* [PROBLEM]:
Filter the entries and keep only the lines where the string "text" appears.

[Stored data entries]
##########

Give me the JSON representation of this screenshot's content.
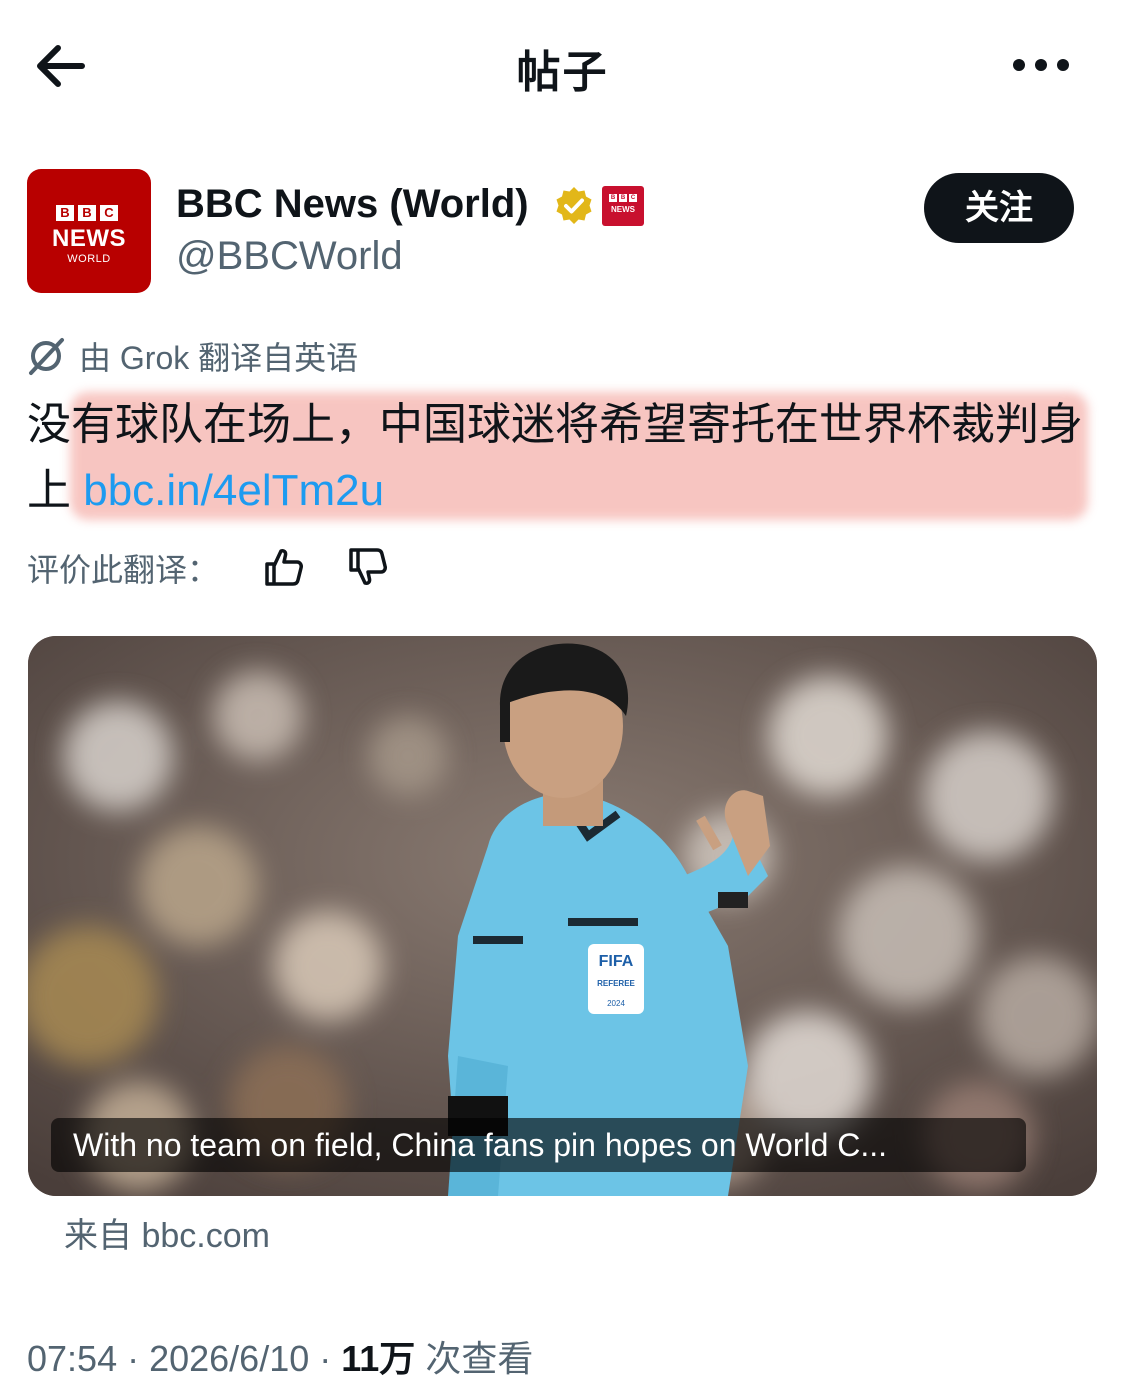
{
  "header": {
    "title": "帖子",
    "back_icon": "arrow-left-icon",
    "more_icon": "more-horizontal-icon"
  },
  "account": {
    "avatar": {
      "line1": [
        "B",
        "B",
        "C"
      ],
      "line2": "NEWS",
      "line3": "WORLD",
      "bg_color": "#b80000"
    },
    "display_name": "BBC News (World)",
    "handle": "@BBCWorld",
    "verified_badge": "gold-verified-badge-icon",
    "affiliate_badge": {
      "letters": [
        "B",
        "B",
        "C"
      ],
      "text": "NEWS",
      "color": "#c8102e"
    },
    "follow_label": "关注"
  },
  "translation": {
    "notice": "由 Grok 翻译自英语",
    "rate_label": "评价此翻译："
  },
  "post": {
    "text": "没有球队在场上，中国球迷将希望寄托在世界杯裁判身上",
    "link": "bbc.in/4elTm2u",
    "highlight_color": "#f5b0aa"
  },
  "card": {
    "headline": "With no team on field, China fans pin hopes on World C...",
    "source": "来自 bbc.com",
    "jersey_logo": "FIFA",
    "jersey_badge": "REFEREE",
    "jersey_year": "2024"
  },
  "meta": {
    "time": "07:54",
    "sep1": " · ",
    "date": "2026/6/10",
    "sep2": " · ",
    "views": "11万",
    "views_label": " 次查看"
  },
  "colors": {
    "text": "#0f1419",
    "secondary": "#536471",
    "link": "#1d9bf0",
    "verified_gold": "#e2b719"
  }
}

##########

* [ANSWER TO THE EXERCISE]:
      "text": "NEWS",
    "text": "没有球队在场上，中国球迷将希望寄托在世界杯裁判身上",
    "text": "#0f1419",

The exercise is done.